(Exercise description):
Skip every image and restate the data word for word.

(Given records):

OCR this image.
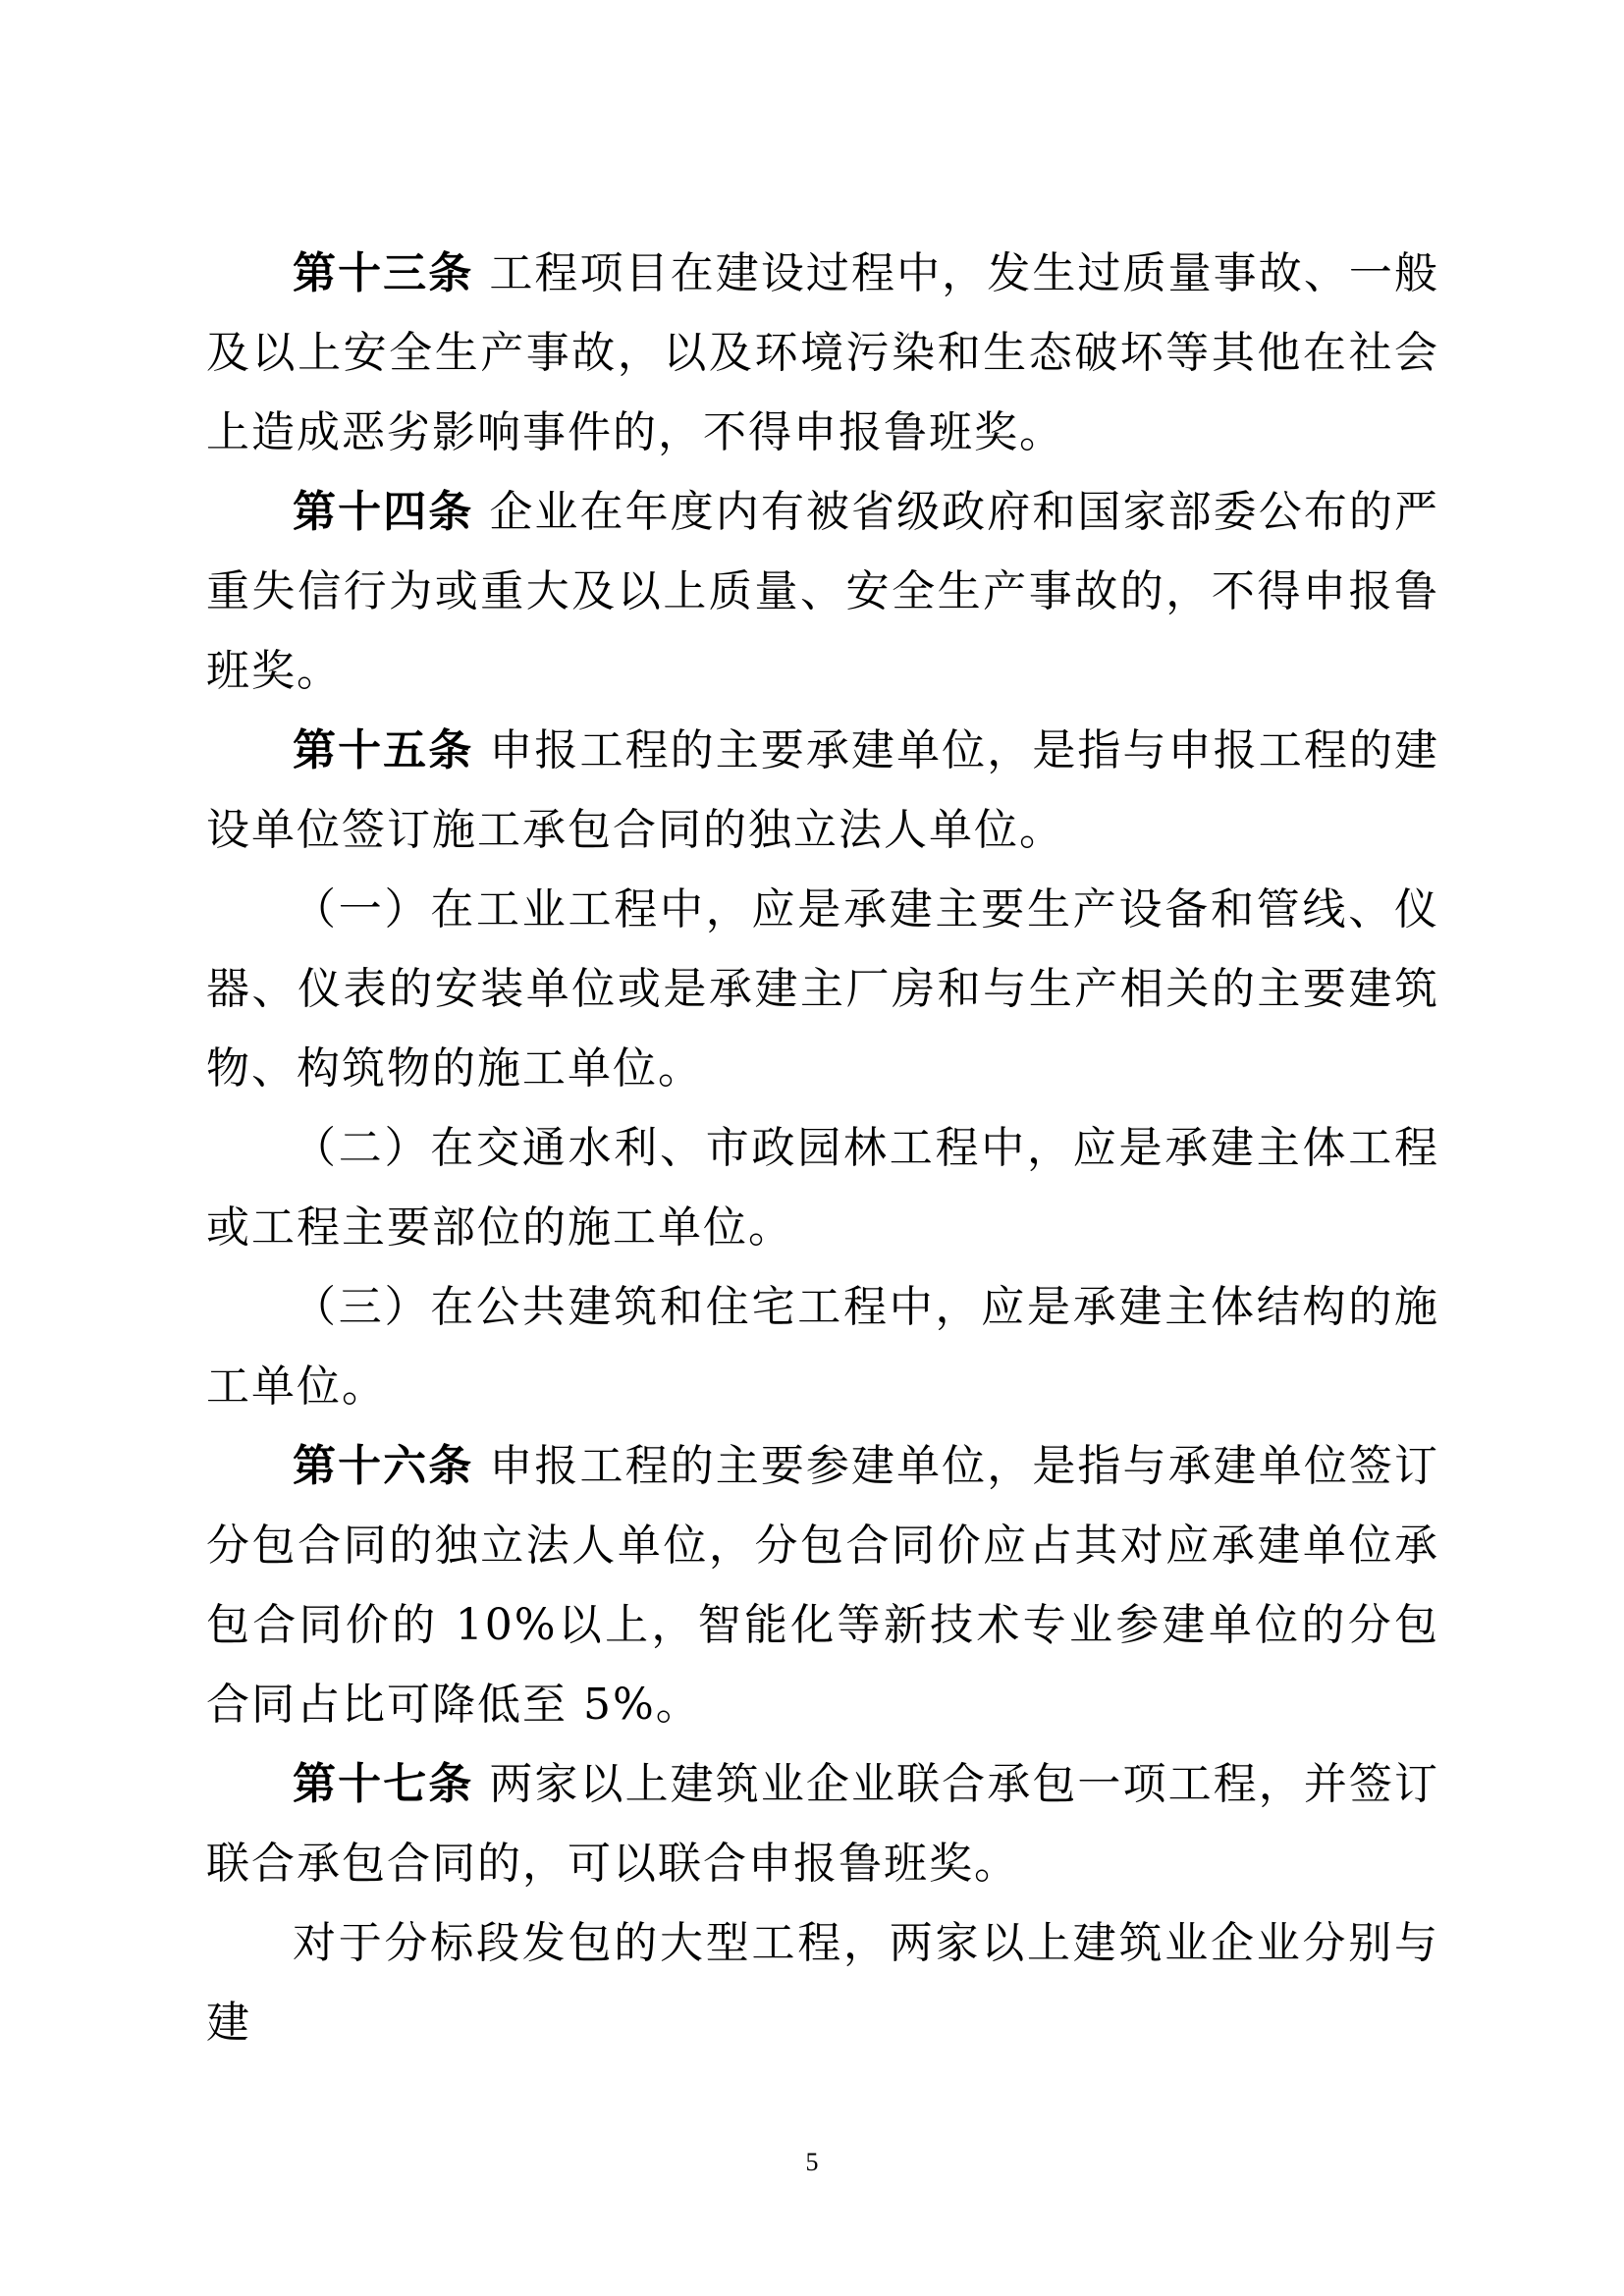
第十三条 工程项目在建设过程中，发生过质量事故、一般及以上安全生产事故，以及环境污染和生态破坏等其他在社会上造成恶劣影响事件的，不得申报鲁班奖。

第十四条 企业在年度内有被省级政府和国家部委公布的严重失信行为或重大及以上质量、安全生产事故的，不得申报鲁班奖。

第十五条 申报工程的主要承建单位，是指与申报工程的建设单位签订施工承包合同的独立法人单位。

（一）在工业工程中，应是承建主要生产设备和管线、仪器、仪表的安装单位或是承建主厂房和与生产相关的主要建筑物、构筑物的施工单位。

（二）在交通水利、市政园林工程中，应是承建主体工程或工程主要部位的施工单位。

（三）在公共建筑和住宅工程中，应是承建主体结构的施工单位。

第十六条 申报工程的主要参建单位，是指与承建单位签订分包合同的独立法人单位，分包合同价应占其对应承建单位承包合同价的 10%以上，智能化等新技术专业参建单位的分包合同占比可降低至 5%。

第十七条 两家以上建筑业企业联合承包一项工程，并签订联合承包合同的，可以联合申报鲁班奖。

对于分标段发包的大型工程，两家以上建筑业企业分别与建

5
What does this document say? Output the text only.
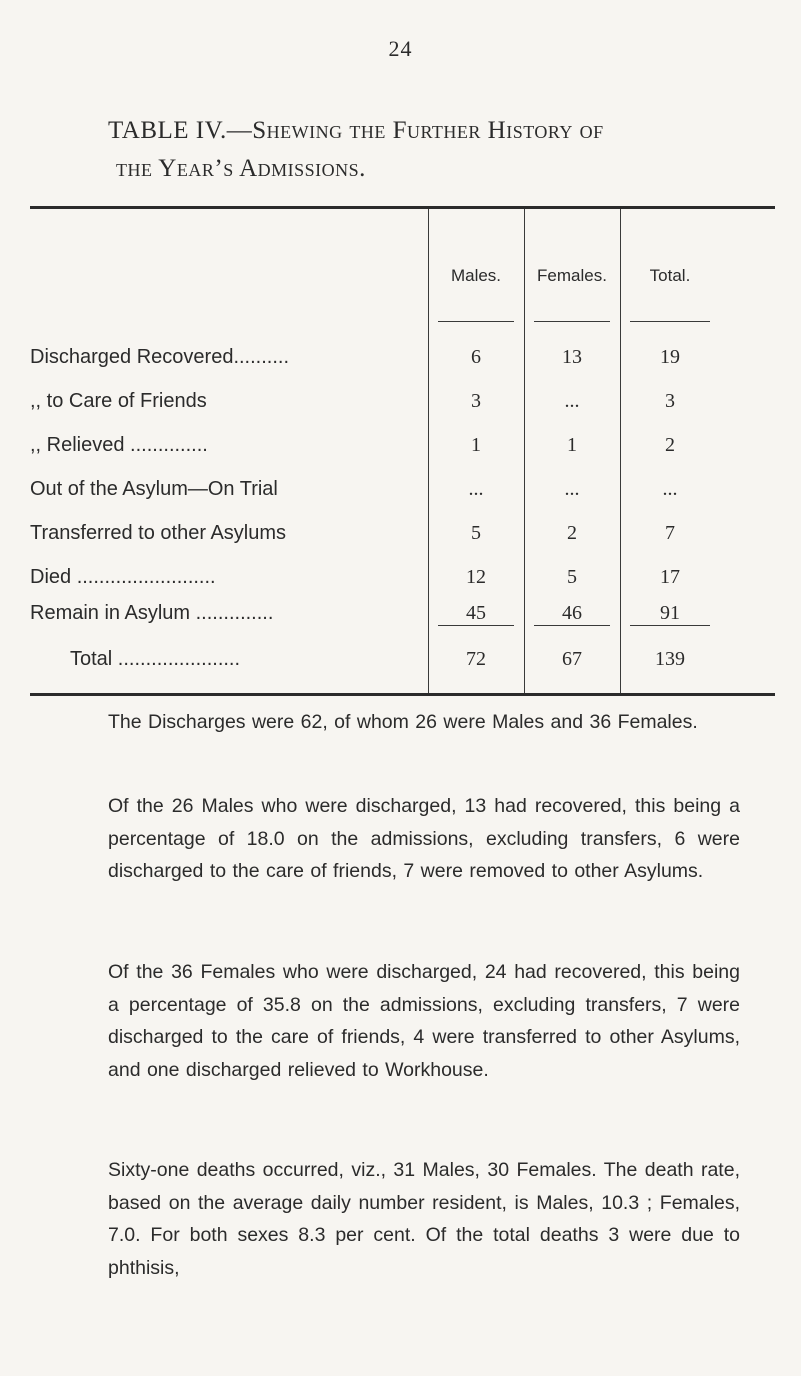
24
TABLE IV.—Shewing the Further History of
the Year’s Admissions.
Males.	Females.	Total.
Discharged Recovered..........	6	13	19
,, to Care of Friends	3	...	3
,, Relieved ..............	1	1	2
Out of the Asylum—On Trial	...	...	...
Transferred to other Asylums	5	2	7
Died .........................	12	5	17
Remain in Asylum ..............	45	46	91
Total ......................	72	67	139
The Discharges were 62, of whom 26 were Males and 36 Females.
Of the 26 Males who were discharged, 13 had recovered, this being a percentage of 18.0 on the admissions, excluding transfers, 6 were discharged to the care of friends, 7 were removed to other Asylums.
Of the 36 Females who were discharged, 24 had recovered, this being a percentage of 35.8 on the admissions, excluding transfers, 7 were discharged to the care of friends, 4 were transferred to other Asylums, and one discharged relieved to Workhouse.
Sixty-one deaths occurred, viz., 31 Males, 30 Females. The death rate, based on the average daily number resident, is Males, 10.3 ; Females, 7.0. For both sexes 8.3 per cent. Of the total deaths 3 were due to phthisis,
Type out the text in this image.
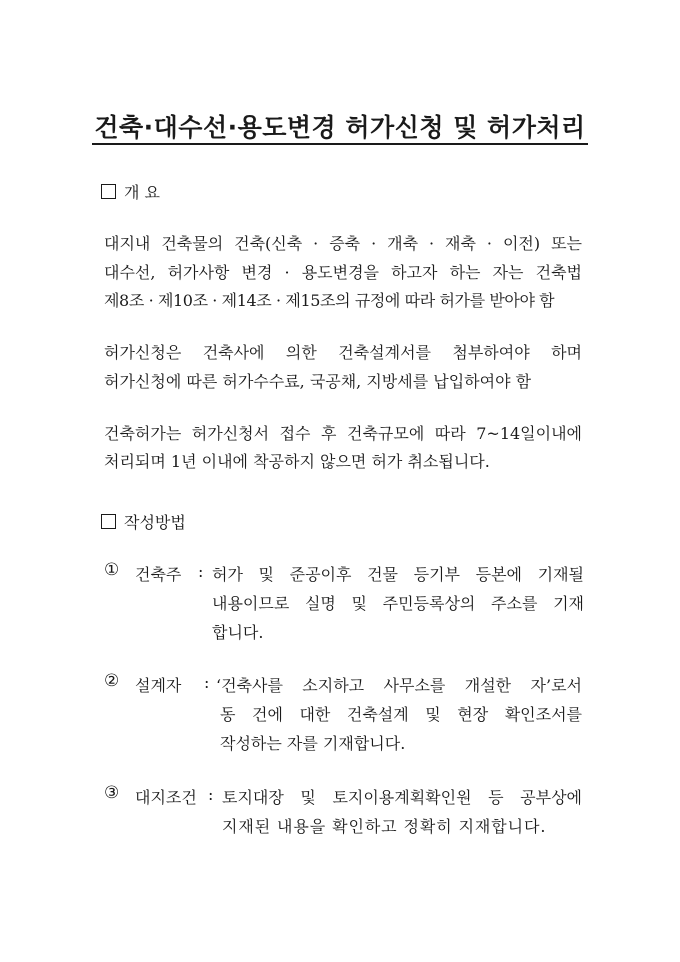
건축·대수선·용도변경 허가신청 및 허가처리
개 요

대지내 건축물의 건축(신축 · 증축 · 개축 · 재축 · 이전) 또는

대수선, 허가사항 변경 · 용도변경을 하고자 하는 자는 건축법

제8조 · 제10조 · 제14조 · 제15조의 규정에 따라 허가를 받아야 함

허가신청은 건축사에 의한 건축설계서를 첨부하여야 하며

허가신청에 따른 허가수수료, 국공채, 지방세를 납입하여야 함

건축허가는 허가신청서 접수 후 건축규모에 따라 7~14일이내에

처리되며 1년 이내에 착공하지 않으면 허가 취소됩니다.

작성방법
① 건축주 : 허가 및 준공이후 건물 등기부 등본에 기재될

내용이므로 실명 및 주민등록상의 주소를 기재

합니다.

② 설계자 : ‘건축사를 소지하고 사무소를 개설한 자’로서

동 건에 대한 건축설계 및 현장 확인조서를

작성하는 자를 기재합니다.

③ 대지조건 : 토지대장 및 토지이용계획확인원 등 공부상에

지재된 내용을 확인하고 정확히 지재합니다.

(Solution for this problem):
OCR this image.
第十三条 工程项目在建设过程中，发生过质量事故、一般及以上安全生产事故，以及环境污染和生态破坏等其他在社会上造成恶劣影响事件的，不得申报鲁班奖。

第十四条 企业在年度内有被省级政府和国家部委公布的严重失信行为或重大及以上质量、安全生产事故的，不得申报鲁班奖。

第十五条 申报工程的主要承建单位，是指与申报工程的建设单位签订施工承包合同的独立法人单位。

（一）在工业工程中，应是承建主要生产设备和管线、仪器、仪表的安装单位或是承建主厂房和与生产相关的主要建筑物、构筑物的施工单位。

（二）在交通水利、市政园林工程中，应是承建主体工程或工程主要部位的施工单位。

（三）在公共建筑和住宅工程中，应是承建主体结构的施工单位。

第十六条 申报工程的主要参建单位，是指与承建单位签订分包合同的独立法人单位，分包合同价应占其对应承建单位承包合同价的 10%以上，智能化等新技术专业参建单位的分包合同占比可降低至 5%。

第十七条 两家以上建筑业企业联合承包一项工程，并签订联合承包合同的，可以联合申报鲁班奖。

对于分标段发包的大型工程，两家以上建筑业企业分别与建

5
What does this document say? Output the text only.
24
TABLE IV.—Shewing the Further History of
the Year’s Admissions.
Males.	Females.	Total.
Discharged Recovered..........	6	13	19
,, to Care of Friends	3	...	3
,, Relieved ..............	1	1	2
Out of the Asylum—On Trial	...	...	...
Transferred to other Asylums	5	2	7
Died .........................	12	5	17
Remain in Asylum ..............	45	46	91
Total ......................	72	67	139
The Discharges were 62, of whom 26 were Males and 36 Females.
Of the 26 Males who were discharged, 13 had recovered, this being a percentage of 18.0 on the admissions, excluding transfers, 6 were discharged to the care of friends, 7 were removed to other Asylums.
Of the 36 Females who were discharged, 24 had recovered, this being a percentage of 35.8 on the admissions, excluding transfers, 7 were discharged to the care of friends, 4 were transferred to other Asylums, and one discharged relieved to Workhouse.
Sixty-one deaths occurred, viz., 31 Males, 30 Females. The death rate, based on the average daily number resident, is Males, 10.3 ; Females, 7.0. For both sexes 8.3 per cent. Of the total deaths 3 were due to phthisis,
Type out the text in this image.
건축·대수선·용도변경 허가신청 및 허가처리
개 요

대지내 건축물의 건축(신축 · 증축 · 개축 · 재축 · 이전) 또는

대수선, 허가사항 변경 · 용도변경을 하고자 하는 자는 건축법

제8조 · 제10조 · 제14조 · 제15조의 규정에 따라 허가를 받아야 함

허가신청은 건축사에 의한 건축설계서를 첨부하여야 하며

허가신청에 따른 허가수수료, 국공채, 지방세를 납입하여야 함

건축허가는 허가신청서 접수 후 건축규모에 따라 7~14일이내에

처리되며 1년 이내에 착공하지 않으면 허가 취소됩니다.

작성방법
① 건축주 : 허가 및 준공이후 건물 등기부 등본에 기재될

내용이므로 실명 및 주민등록상의 주소를 기재

합니다.

② 설계자 : ‘건축사를 소지하고 사무소를 개설한 자’로서

동 건에 대한 건축설계 및 현장 확인조서를

작성하는 자를 기재합니다.

③ 대지조건 : 토지대장 및 토지이용계획확인원 등 공부상에

지재된 내용을 확인하고 정확히 지재합니다.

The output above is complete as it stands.